▶ _What is needed_:
Give only the number of lines in the records that include the string "content".

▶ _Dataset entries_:

((

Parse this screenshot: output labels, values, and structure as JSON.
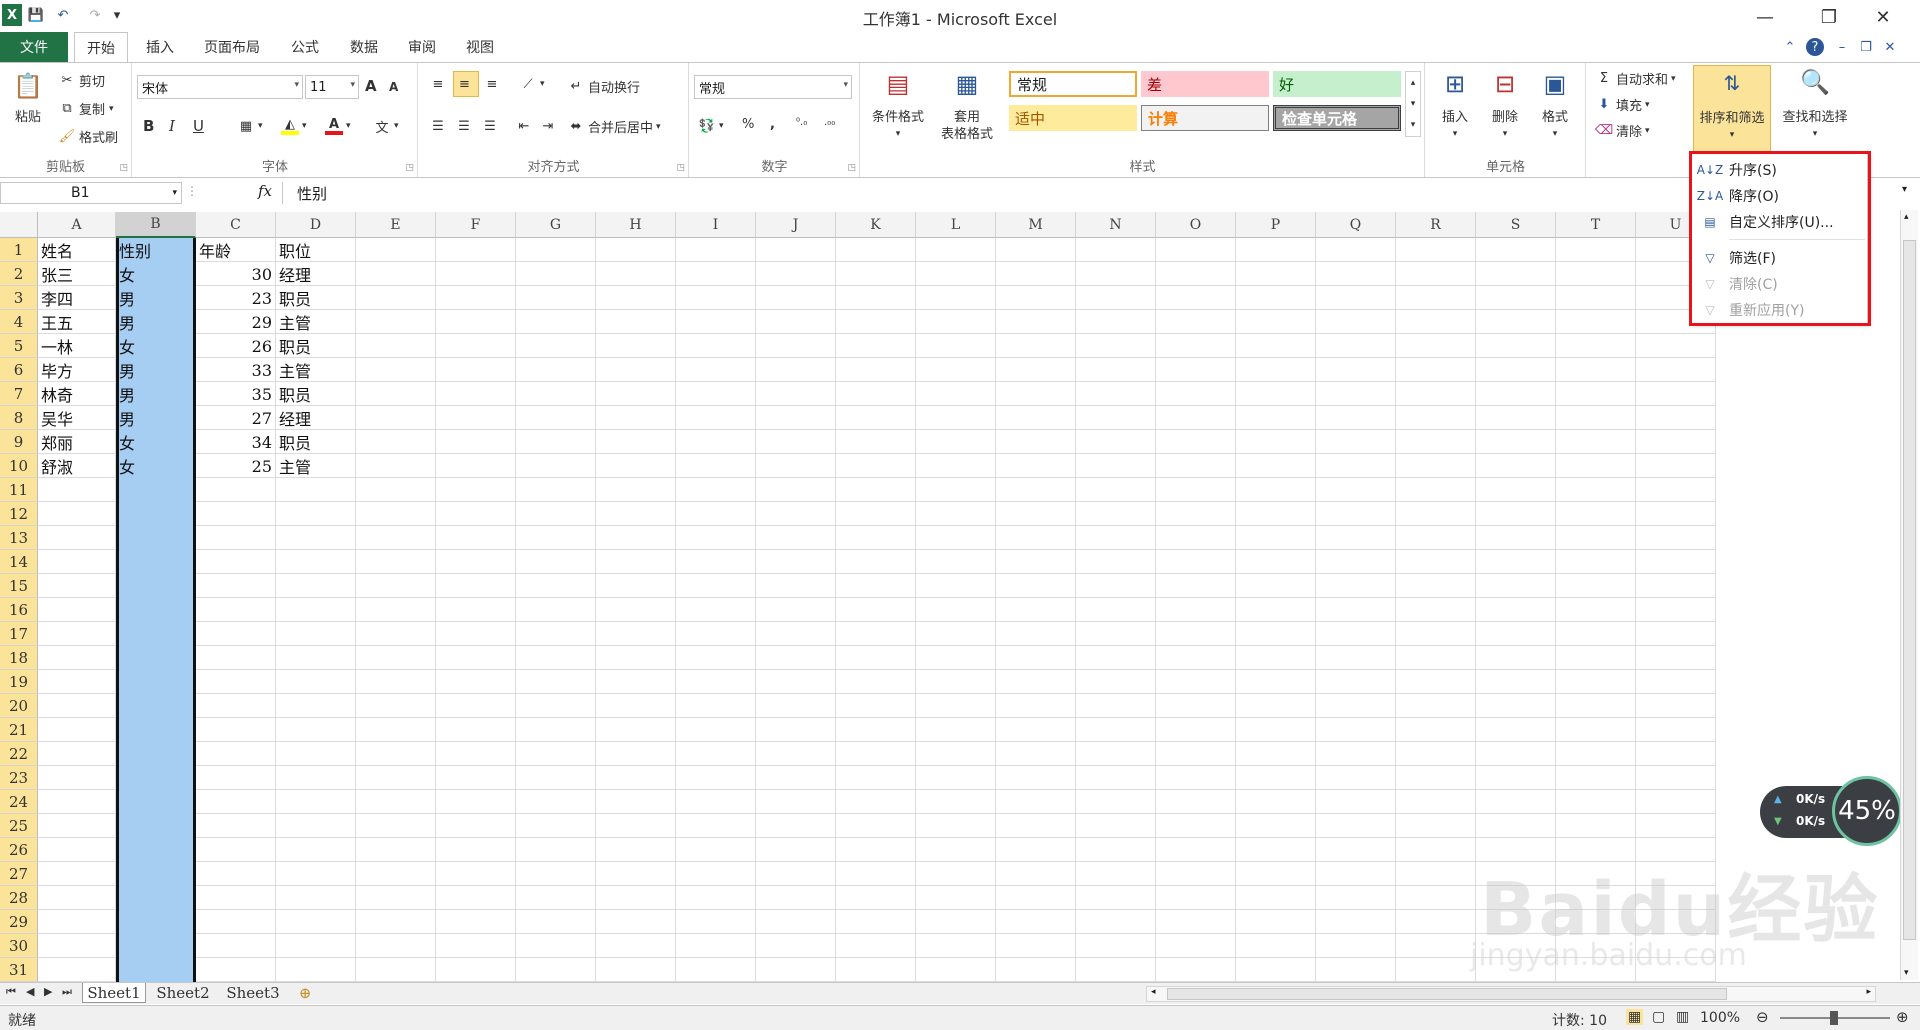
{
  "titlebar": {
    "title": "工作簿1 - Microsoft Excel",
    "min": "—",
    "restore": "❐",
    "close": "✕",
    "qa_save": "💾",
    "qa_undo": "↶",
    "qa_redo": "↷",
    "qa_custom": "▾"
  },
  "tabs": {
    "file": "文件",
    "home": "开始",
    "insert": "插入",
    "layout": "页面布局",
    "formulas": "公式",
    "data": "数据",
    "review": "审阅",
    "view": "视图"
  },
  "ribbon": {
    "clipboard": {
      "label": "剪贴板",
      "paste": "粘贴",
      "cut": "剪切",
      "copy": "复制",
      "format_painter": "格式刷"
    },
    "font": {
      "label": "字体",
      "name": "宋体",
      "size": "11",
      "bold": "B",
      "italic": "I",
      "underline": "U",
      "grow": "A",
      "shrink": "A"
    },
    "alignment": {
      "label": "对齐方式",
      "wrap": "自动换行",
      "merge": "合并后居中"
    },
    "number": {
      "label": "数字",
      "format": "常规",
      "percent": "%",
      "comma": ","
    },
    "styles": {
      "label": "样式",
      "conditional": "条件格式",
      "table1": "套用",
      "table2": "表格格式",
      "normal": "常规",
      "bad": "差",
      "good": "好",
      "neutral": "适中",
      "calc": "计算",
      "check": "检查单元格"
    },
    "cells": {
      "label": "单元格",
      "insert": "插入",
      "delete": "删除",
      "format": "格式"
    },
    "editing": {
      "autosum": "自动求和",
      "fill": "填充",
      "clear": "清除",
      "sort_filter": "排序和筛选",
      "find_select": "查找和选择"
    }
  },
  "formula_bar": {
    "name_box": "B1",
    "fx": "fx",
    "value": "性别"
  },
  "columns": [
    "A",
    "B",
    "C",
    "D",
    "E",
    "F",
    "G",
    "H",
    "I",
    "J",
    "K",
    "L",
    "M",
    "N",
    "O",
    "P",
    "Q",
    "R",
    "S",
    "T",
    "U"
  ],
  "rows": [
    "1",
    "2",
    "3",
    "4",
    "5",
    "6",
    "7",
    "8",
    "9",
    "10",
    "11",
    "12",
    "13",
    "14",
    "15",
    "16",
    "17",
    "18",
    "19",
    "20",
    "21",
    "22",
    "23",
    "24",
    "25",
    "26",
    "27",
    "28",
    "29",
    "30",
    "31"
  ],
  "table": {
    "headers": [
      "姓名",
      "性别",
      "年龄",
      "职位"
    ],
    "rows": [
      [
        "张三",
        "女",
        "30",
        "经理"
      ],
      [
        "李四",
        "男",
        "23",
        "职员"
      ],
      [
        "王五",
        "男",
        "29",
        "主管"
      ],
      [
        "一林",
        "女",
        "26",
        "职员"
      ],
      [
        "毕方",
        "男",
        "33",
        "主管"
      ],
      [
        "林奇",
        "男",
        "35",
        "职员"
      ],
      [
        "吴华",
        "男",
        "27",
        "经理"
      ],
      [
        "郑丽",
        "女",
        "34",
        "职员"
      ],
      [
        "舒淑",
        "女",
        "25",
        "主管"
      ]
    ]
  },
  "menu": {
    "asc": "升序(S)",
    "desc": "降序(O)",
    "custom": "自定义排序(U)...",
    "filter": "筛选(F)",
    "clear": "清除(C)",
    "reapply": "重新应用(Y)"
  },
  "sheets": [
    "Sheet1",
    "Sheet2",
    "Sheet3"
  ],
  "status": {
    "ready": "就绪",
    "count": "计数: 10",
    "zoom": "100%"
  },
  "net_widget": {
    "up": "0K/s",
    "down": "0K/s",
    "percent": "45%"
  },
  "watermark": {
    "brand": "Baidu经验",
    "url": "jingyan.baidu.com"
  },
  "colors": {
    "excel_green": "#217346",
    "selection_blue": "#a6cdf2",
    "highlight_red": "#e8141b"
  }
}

))
((

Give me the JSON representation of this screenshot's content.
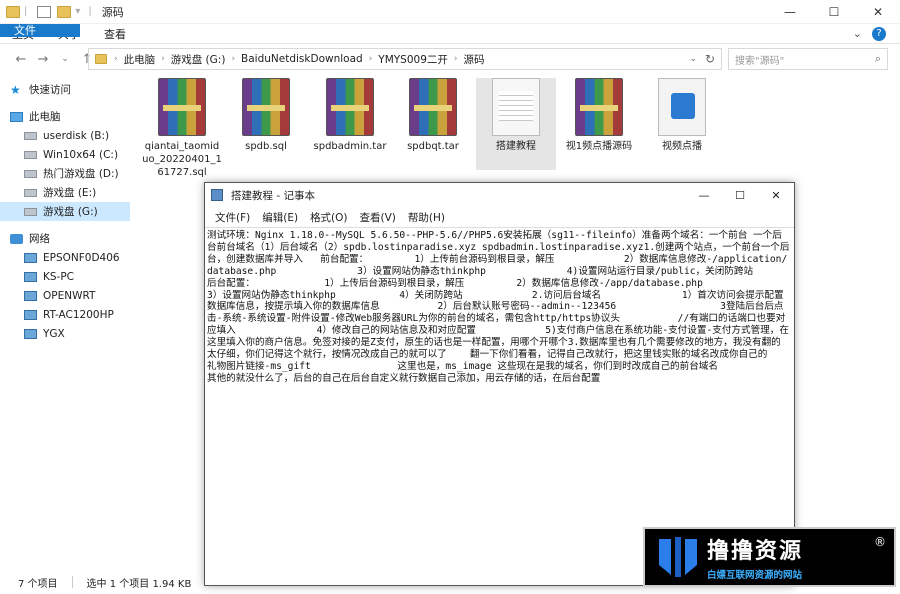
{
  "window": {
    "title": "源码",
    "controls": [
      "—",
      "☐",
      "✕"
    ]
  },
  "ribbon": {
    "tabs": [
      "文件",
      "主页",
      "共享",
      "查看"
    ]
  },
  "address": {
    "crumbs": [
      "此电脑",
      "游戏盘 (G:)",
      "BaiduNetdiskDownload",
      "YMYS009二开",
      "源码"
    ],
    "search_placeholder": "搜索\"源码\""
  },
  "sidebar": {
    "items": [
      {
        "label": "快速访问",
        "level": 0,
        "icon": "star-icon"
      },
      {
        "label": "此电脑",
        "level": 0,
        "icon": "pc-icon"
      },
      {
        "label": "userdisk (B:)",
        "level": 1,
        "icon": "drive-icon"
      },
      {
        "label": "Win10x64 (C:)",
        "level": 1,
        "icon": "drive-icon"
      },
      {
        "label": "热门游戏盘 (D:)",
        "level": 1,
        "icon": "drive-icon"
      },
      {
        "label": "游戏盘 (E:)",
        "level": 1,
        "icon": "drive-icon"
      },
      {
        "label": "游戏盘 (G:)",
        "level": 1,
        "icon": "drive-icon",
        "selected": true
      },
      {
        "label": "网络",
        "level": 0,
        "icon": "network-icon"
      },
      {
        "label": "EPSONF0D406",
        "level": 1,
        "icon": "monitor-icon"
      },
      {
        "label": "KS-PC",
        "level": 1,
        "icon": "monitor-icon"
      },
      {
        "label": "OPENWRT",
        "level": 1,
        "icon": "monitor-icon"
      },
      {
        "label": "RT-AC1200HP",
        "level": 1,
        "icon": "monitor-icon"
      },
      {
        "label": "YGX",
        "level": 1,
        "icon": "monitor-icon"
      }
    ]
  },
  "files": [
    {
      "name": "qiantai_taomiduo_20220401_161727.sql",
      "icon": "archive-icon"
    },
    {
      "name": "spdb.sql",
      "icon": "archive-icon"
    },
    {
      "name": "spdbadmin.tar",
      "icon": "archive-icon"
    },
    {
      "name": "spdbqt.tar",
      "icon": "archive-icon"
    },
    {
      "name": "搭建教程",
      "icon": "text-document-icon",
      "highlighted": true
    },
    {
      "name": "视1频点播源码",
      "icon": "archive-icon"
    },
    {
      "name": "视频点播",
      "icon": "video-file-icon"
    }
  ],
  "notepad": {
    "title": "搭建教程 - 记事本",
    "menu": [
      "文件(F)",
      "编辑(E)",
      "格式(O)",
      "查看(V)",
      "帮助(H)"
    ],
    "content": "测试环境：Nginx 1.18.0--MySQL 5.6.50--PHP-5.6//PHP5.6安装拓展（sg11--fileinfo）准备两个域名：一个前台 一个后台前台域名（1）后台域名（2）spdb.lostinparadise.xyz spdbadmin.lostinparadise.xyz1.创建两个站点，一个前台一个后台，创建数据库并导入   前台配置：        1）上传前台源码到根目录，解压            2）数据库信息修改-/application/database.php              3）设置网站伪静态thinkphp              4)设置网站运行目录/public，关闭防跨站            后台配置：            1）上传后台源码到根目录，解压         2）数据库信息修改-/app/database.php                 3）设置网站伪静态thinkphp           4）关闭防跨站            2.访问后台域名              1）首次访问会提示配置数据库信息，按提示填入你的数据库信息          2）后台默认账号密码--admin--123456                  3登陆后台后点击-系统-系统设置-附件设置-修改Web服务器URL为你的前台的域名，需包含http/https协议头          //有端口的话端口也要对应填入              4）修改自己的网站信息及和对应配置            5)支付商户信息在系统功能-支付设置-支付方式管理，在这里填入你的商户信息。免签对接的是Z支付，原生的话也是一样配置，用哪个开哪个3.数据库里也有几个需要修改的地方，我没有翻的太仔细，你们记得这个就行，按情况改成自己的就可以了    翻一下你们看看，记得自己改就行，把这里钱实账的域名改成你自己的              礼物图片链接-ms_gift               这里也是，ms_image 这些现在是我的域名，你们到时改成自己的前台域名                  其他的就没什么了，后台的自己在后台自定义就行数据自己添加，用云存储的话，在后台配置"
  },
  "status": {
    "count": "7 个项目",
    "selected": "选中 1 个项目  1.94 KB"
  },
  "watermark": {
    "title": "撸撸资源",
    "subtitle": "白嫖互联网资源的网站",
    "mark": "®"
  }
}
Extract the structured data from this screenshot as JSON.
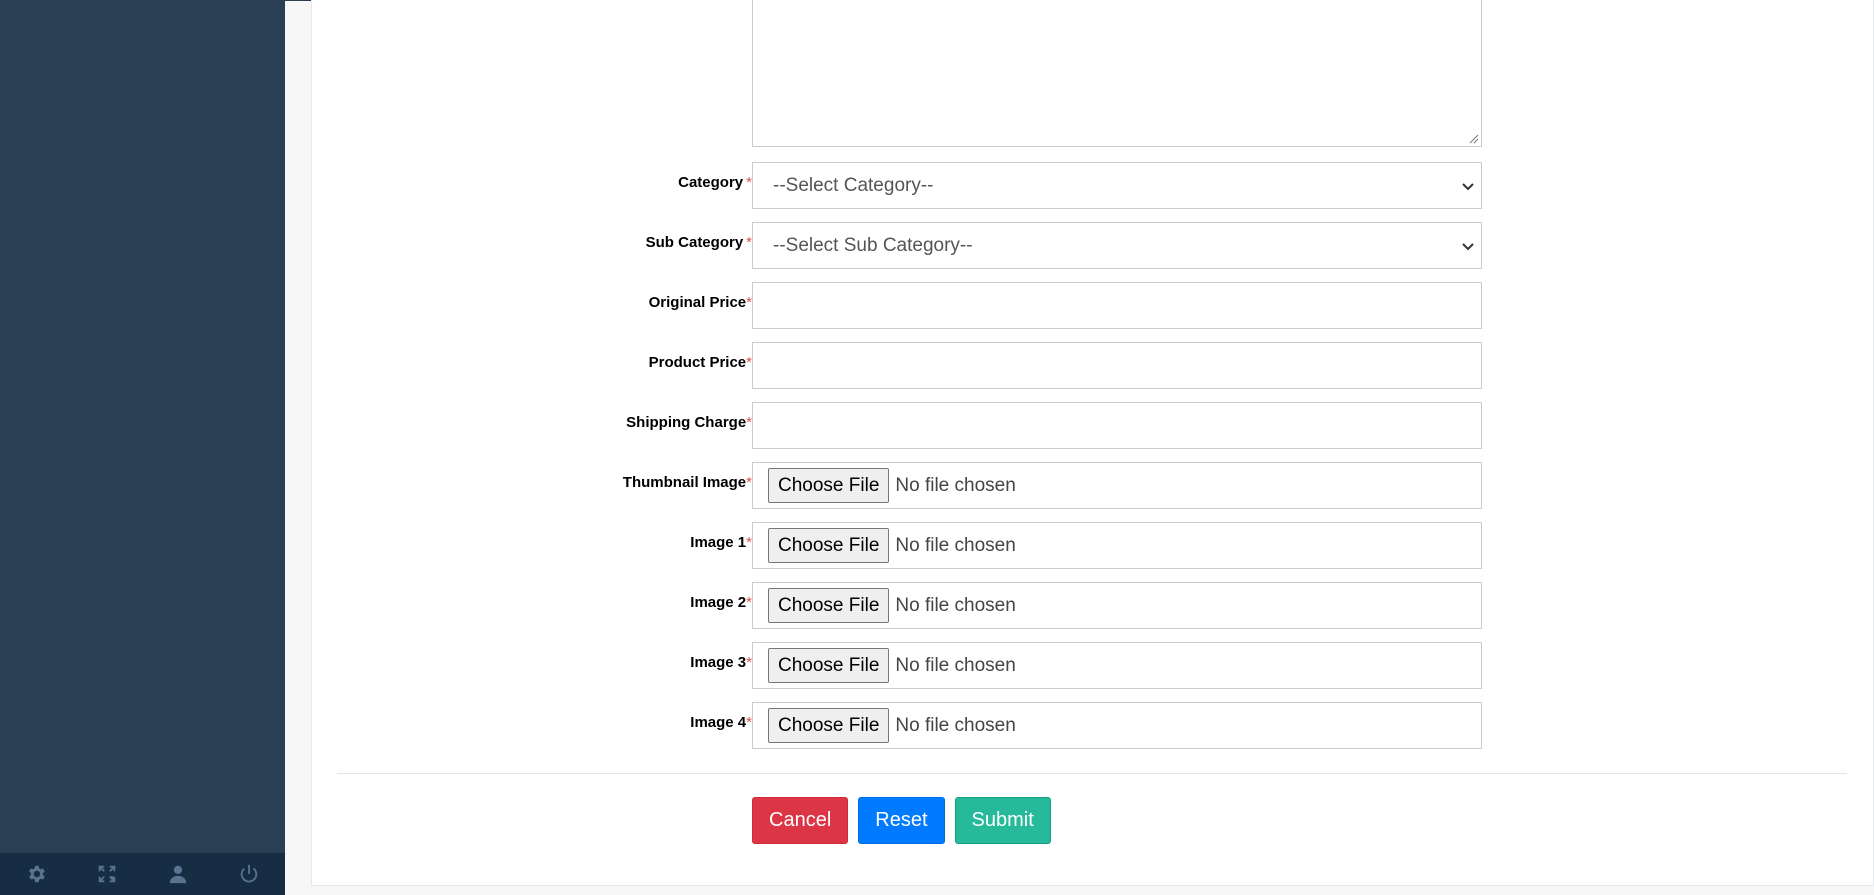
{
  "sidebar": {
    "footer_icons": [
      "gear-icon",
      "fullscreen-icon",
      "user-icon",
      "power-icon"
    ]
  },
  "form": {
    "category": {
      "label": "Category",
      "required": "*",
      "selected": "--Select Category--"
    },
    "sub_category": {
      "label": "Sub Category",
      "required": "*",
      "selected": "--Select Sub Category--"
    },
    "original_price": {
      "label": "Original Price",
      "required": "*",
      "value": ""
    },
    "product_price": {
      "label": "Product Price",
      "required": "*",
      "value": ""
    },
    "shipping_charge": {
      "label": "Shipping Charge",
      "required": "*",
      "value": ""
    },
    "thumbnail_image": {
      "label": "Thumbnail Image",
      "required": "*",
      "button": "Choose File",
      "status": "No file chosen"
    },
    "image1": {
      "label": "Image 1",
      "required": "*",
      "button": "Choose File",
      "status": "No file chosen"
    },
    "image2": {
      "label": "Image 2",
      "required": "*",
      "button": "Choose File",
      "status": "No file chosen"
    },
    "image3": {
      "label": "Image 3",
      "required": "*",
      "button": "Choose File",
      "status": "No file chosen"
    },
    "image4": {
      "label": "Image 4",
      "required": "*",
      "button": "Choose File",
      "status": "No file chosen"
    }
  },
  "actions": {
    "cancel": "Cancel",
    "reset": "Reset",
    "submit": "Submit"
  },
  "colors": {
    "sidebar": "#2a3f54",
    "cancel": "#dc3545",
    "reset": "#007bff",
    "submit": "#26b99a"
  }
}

))
((

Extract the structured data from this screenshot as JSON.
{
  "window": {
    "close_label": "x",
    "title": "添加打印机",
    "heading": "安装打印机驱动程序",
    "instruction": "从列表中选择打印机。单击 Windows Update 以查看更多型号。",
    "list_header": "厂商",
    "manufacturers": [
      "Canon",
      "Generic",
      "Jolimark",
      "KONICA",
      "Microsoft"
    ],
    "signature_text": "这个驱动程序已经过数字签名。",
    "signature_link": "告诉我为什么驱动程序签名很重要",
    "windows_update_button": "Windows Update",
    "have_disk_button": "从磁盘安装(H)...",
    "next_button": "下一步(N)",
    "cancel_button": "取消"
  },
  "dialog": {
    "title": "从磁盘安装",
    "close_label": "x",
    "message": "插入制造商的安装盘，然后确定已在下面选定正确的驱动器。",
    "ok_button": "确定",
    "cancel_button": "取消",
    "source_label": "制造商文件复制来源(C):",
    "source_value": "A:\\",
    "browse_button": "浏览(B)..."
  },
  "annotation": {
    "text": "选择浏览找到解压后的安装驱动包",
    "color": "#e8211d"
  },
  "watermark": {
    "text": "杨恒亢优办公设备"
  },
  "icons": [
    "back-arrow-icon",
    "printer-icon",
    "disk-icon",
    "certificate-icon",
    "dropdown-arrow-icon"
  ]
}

))

▶ _Task response_:
2